• THE EXERCISE: Make an exact copy of the records, with the pictures left out.

• ENTRIES:
_ _ _ _ _
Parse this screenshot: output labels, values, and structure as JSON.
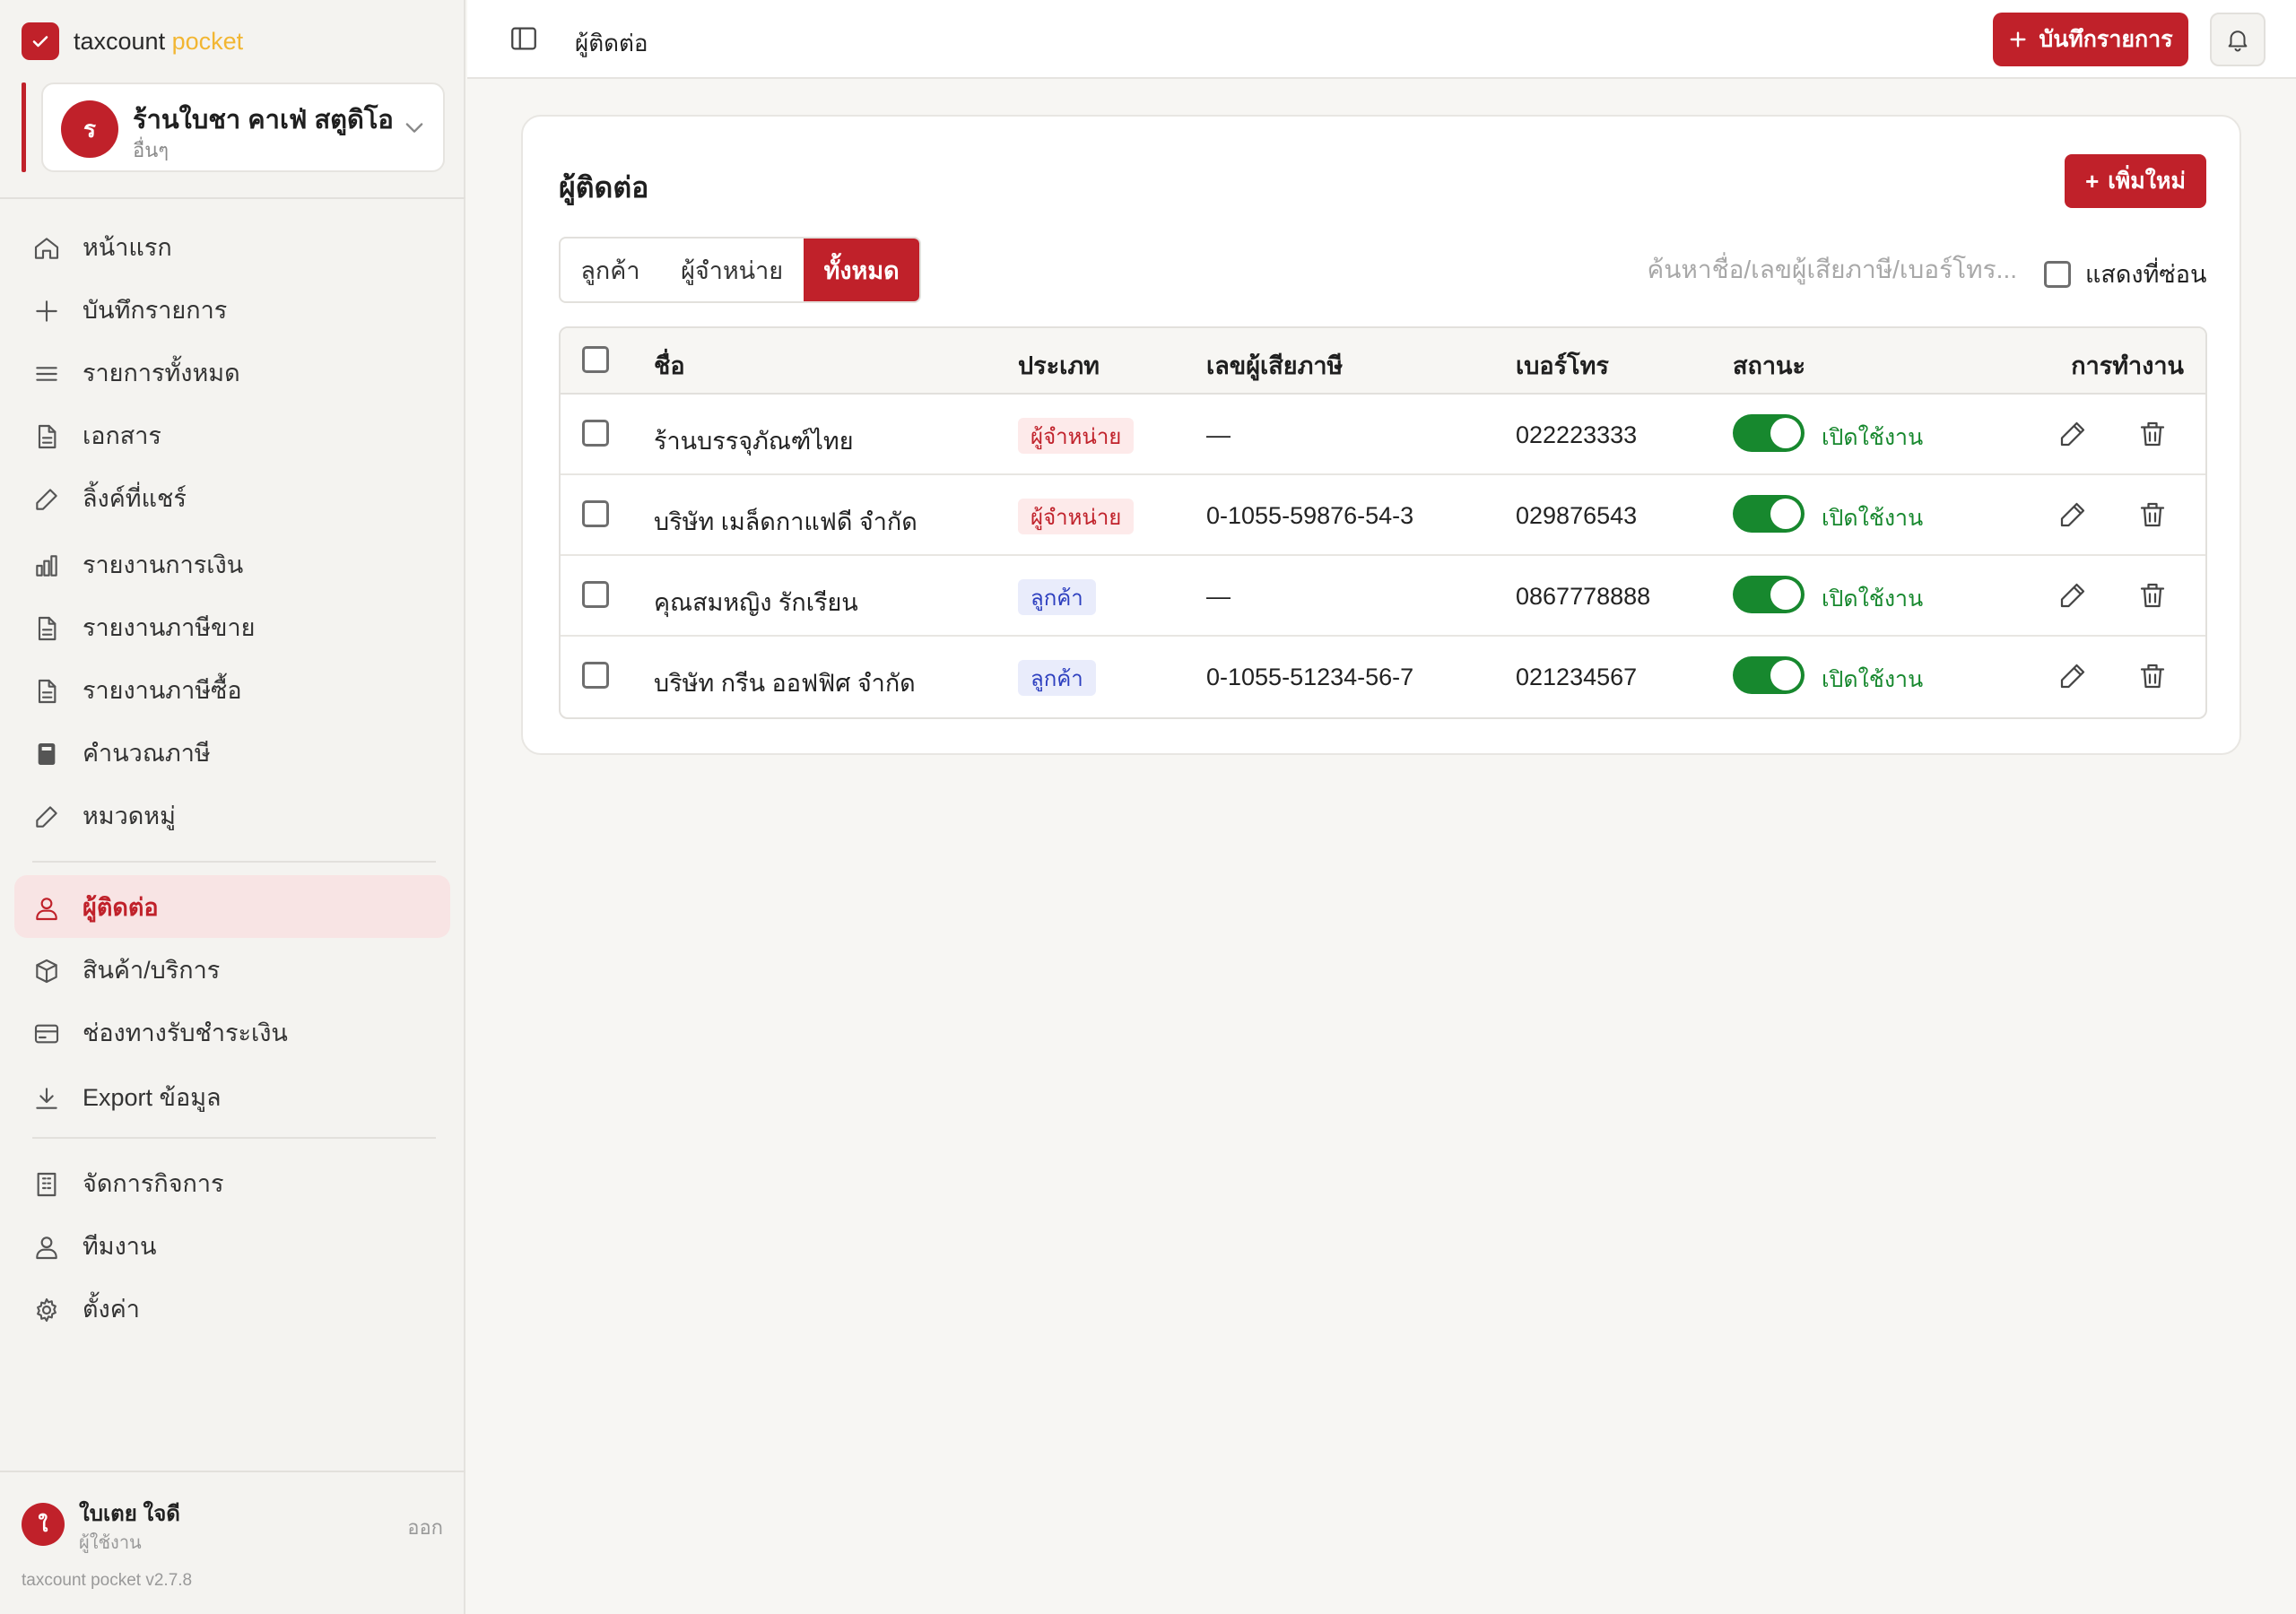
{
  "brand": {
    "name": "taxcount",
    "accent": "pocket"
  },
  "workspace": {
    "initial": "ร",
    "name": "ร้านใบชา คาเฟ่ สตูดิโอ",
    "type": "อื่นๆ"
  },
  "nav": [
    {
      "label": "หน้าแรก",
      "icon": "home-icon"
    },
    {
      "label": "บันทึกรายการ",
      "icon": "plus-icon"
    },
    {
      "label": "รายการทั้งหมด",
      "icon": "list-icon"
    },
    {
      "label": "เอกสาร",
      "icon": "document-icon"
    },
    {
      "label": "ลิ้งค์ที่แชร์",
      "icon": "pencil-icon"
    },
    {
      "label": "รายงานการเงิน",
      "icon": "bar-chart-icon"
    },
    {
      "label": "รายงานภาษีขาย",
      "icon": "document-icon"
    },
    {
      "label": "รายงานภาษีซื้อ",
      "icon": "document-icon"
    },
    {
      "label": "คำนวณภาษี",
      "icon": "calculator-icon"
    },
    {
      "label": "หมวดหมู่",
      "icon": "pencil-icon"
    },
    {
      "label": "ผู้ติดต่อ",
      "icon": "user-icon",
      "active": true
    },
    {
      "label": "สินค้า/บริการ",
      "icon": "box-icon"
    },
    {
      "label": "ช่องทางรับชำระเงิน",
      "icon": "credit-card-icon"
    },
    {
      "label": "Export ข้อมูล",
      "icon": "download-icon"
    },
    {
      "label": "จัดการกิจการ",
      "icon": "building-icon"
    },
    {
      "label": "ทีมงาน",
      "icon": "user-icon"
    },
    {
      "label": "ตั้งค่า",
      "icon": "gear-icon"
    }
  ],
  "user": {
    "initial": "ใ",
    "name": "ใบเตย ใจดี",
    "role": "ผู้ใช้งาน",
    "logout": "ออก"
  },
  "version": "taxcount pocket v2.7.8",
  "topbar": {
    "breadcrumb": "ผู้ติดต่อ",
    "record_button": "บันทึกรายการ"
  },
  "page": {
    "title": "ผู้ติดต่อ",
    "add_button": "เพิ่มใหม่",
    "tabs": [
      "ลูกค้า",
      "ผู้จำหน่าย",
      "ทั้งหมด"
    ],
    "active_tab": "ทั้งหมด",
    "search_placeholder": "ค้นหาชื่อ/เลขผู้เสียภาษี/เบอร์โทร...",
    "show_hidden_label": "แสดงที่ซ่อน",
    "show_hidden_checked": false
  },
  "table": {
    "headers": [
      "ชื่อ",
      "ประเภท",
      "เลขผู้เสียภาษี",
      "เบอร์โทร",
      "สถานะ",
      "การทำงาน"
    ],
    "rows": [
      {
        "name": "ร้านบรรจุภัณฑ์ไทย",
        "type": "ผู้จำหน่าย",
        "type_kind": "vendor",
        "tax_id": "—",
        "phone": "022223333",
        "status": "เปิดใช้งาน",
        "enabled": true
      },
      {
        "name": "บริษัท เมล็ดกาแฟดี จำกัด",
        "type": "ผู้จำหน่าย",
        "type_kind": "vendor",
        "tax_id": "0-1055-59876-54-3",
        "phone": "029876543",
        "status": "เปิดใช้งาน",
        "enabled": true
      },
      {
        "name": "คุณสมหญิง รักเรียน",
        "type": "ลูกค้า",
        "type_kind": "customer",
        "tax_id": "—",
        "phone": "0867778888",
        "status": "เปิดใช้งาน",
        "enabled": true
      },
      {
        "name": "บริษัท กรีน ออฟฟิศ จำกัด",
        "type": "ลูกค้า",
        "type_kind": "customer",
        "tax_id": "0-1055-51234-56-7",
        "phone": "021234567",
        "status": "เปิดใช้งาน",
        "enabled": true
      }
    ]
  },
  "colors": {
    "primary": "#c0212a",
    "accent_yellow": "#f2b632",
    "success": "#17882e",
    "customer_badge": "#2d3fbf"
  }
}
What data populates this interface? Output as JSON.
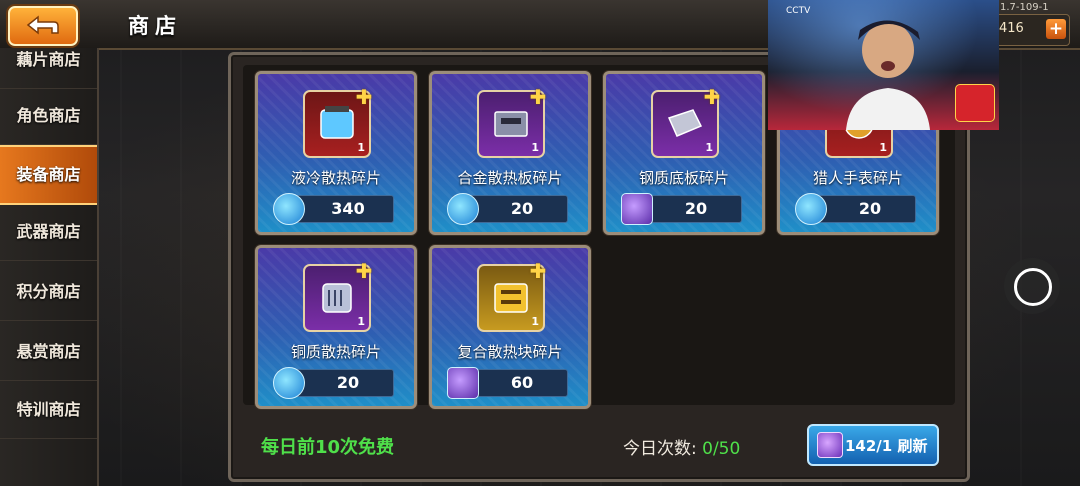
_ _ _ _ _
• TASK SOLUTION:
Parse this screenshot: output labels, values, and structure as JSON.
{
  "brand": {
    "name": "taxcount",
    "accent": "pocket"
  },
  "workspace": {
    "initial": "ร",
    "name": "ร้านใบชา คาเฟ่ สตูดิโอ",
    "type": "อื่นๆ"
  },
  "nav": [
    {
      "label": "หน้าแรก",
      "icon": "home-icon"
    },
    {
      "label": "บันทึกรายการ",
      "icon": "plus-icon"
    },
    {
      "label": "รายการทั้งหมด",
      "icon": "list-icon"
    },
    {
      "label": "เอกสาร",
      "icon": "document-icon"
    },
    {
      "label": "ลิ้งค์ที่แชร์",
      "icon": "pencil-icon"
    },
    {
      "label": "รายงานการเงิน",
      "icon": "bar-chart-icon"
    },
    {
      "label": "รายงานภาษีขาย",
      "icon": "document-icon"
    },
    {
      "label": "รายงานภาษีซื้อ",
      "icon": "document-icon"
    },
    {
      "label": "คำนวณภาษี",
      "icon": "calculator-icon"
    },
    {
      "label": "หมวดหมู่",
      "icon": "pencil-icon"
    },
    {
      "label": "ผู้ติดต่อ",
      "icon": "user-icon",
      "active": true
    },
    {
      "label": "สินค้า/บริการ",
      "icon": "box-icon"
    },
    {
      "label": "ช่องทางรับชำระเงิน",
      "icon": "credit-card-icon"
    },
    {
      "label": "Export ข้อมูล",
      "icon": "download-icon"
    },
    {
      "label": "จัดการกิจการ",
      "icon": "building-icon"
    },
    {
      "label": "ทีมงาน",
      "icon": "user-icon"
    },
    {
      "label": "ตั้งค่า",
      "icon": "gear-icon"
    }
  ],
  "user": {
    "initial": "ใ",
    "name": "ใบเตย ใจดี",
    "role": "ผู้ใช้งาน",
    "logout": "ออก"
  },
  "version": "taxcount pocket v2.7.8",
  "topbar": {
    "breadcrumb": "ผู้ติดต่อ",
    "record_button": "บันทึกรายการ"
  },
  "page": {
    "title": "ผู้ติดต่อ",
    "add_button": "เพิ่มใหม่",
    "tabs": [
      "ลูกค้า",
      "ผู้จำหน่าย",
      "ทั้งหมด"
    ],
    "active_tab": "ทั้งหมด",
    "search_placeholder": "ค้นหาชื่อ/เลขผู้เสียภาษี/เบอร์โทร...",
    "show_hidden_label": "แสดงที่ซ่อน",
    "show_hidden_checked": false
  },
  "table": {
    "headers": [
      "ชื่อ",
      "ประเภท",
      "เลขผู้เสียภาษี",
      "เบอร์โทร",
      "สถานะ",
      "การทำงาน"
    ],
    "rows": [
      {
        "name": "ร้านบรรจุภัณฑ์ไทย",
        "type": "ผู้จำหน่าย",
        "type_kind": "vendor",
        "tax_id": "—",
        "phone": "022223333",
        "status": "เปิดใช้งาน",
        "enabled": true
      },
      {
        "name": "บริษัท เมล็ดกาแฟดี จำกัด",
        "type": "ผู้จำหน่าย",
        "type_kind": "vendor",
        "tax_id": "0-1055-59876-54-3",
        "phone": "029876543",
        "status": "เปิดใช้งาน",
        "enabled": true
      },
      {
        "name": "คุณสมหญิง รักเรียน",
        "type": "ลูกค้า",
        "type_kind": "customer",
        "tax_id": "—",
        "phone": "0867778888",
        "status": "เปิดใช้งาน",
        "enabled": true
      },
      {
        "name": "บริษัท กรีน ออฟฟิศ จำกัด",
        "type": "ลูกค้า",
        "type_kind": "customer",
        "tax_id": "0-1055-51234-56-7",
        "phone": "021234567",
        "status": "เปิดใช้งาน",
        "enabled": true
      }
    ]
  },
  "colors": {
    "primary": "#c0212a",
    "accent_yellow": "#f2b632",
    "success": "#17882e",
    "customer_badge": "#2d3fbf"
  }
}
What data populates this interface? Output as JSON.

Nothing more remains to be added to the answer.